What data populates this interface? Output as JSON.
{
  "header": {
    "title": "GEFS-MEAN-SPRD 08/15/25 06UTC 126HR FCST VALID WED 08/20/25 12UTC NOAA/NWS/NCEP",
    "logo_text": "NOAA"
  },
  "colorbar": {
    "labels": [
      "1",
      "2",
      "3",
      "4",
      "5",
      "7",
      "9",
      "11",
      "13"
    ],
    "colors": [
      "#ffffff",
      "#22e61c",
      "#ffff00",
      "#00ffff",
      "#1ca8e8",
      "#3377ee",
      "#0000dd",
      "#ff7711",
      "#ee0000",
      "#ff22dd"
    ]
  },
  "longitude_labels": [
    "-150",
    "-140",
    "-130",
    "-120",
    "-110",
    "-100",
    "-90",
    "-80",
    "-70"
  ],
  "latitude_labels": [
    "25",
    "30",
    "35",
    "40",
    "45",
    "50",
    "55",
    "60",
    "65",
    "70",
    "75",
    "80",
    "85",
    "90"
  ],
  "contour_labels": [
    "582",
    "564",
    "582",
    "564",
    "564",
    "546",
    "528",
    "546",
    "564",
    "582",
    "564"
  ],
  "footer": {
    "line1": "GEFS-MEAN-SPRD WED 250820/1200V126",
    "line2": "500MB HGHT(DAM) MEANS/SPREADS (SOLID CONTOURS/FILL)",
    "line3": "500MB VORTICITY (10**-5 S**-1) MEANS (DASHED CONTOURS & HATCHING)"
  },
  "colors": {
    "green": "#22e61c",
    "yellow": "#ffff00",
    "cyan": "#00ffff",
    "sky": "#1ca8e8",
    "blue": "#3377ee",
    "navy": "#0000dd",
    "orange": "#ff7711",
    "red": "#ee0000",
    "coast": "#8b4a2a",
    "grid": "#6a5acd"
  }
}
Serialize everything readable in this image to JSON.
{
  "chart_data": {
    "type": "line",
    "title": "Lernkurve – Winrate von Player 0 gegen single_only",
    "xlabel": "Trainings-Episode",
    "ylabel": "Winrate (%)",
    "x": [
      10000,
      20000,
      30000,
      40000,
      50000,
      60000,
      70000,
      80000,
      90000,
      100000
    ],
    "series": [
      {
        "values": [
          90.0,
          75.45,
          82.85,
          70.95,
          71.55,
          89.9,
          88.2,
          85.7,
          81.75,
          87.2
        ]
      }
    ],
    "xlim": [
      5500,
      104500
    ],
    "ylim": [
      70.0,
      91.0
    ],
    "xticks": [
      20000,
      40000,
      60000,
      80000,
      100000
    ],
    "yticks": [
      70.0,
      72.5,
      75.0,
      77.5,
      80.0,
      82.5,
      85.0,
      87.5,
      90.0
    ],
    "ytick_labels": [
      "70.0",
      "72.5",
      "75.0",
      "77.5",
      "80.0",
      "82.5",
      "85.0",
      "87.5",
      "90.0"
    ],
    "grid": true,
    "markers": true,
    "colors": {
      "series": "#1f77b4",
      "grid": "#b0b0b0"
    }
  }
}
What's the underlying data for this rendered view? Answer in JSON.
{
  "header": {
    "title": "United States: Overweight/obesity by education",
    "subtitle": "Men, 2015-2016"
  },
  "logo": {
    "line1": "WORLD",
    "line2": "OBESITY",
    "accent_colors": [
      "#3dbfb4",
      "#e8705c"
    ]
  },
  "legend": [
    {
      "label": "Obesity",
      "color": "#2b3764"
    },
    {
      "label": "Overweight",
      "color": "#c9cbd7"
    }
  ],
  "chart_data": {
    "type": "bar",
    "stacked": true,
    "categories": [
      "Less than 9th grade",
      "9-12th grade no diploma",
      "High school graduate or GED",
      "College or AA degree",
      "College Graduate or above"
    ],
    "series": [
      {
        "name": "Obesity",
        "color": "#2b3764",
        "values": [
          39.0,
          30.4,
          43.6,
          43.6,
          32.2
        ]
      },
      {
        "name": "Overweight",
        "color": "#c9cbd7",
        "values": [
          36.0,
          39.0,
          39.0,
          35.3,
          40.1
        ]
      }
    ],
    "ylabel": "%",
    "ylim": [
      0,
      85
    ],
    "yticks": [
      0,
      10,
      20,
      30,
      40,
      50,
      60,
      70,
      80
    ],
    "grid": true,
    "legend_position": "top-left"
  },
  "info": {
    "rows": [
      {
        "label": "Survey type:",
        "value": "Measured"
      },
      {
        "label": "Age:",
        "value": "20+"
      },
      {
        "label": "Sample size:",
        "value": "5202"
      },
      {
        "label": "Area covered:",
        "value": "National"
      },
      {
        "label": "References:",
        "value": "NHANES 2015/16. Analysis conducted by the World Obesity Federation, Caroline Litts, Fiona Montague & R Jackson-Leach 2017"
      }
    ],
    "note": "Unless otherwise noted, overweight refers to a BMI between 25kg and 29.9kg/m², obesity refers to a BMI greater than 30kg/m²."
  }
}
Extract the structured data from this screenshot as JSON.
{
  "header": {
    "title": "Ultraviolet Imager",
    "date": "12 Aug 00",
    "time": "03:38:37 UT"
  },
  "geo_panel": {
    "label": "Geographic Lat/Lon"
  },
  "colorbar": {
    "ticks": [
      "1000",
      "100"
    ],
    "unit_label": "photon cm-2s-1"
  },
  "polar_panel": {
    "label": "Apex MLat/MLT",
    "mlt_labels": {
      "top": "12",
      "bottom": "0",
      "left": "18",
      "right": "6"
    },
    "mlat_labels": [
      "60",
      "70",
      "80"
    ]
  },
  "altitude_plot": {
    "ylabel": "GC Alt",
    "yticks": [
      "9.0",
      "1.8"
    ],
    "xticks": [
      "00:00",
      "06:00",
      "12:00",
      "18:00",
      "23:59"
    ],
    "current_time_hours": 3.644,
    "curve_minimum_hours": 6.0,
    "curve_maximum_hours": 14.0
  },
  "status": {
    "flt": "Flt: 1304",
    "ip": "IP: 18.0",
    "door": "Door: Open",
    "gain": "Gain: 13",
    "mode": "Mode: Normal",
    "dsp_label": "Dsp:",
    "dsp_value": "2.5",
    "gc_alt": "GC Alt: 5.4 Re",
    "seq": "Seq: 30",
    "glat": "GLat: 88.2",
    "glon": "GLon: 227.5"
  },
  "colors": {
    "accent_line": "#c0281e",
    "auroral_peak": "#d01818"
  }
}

## Task directions
Of the lines in the material, how many include "CONTOURS"? Respond with the number alone.

## Written response
2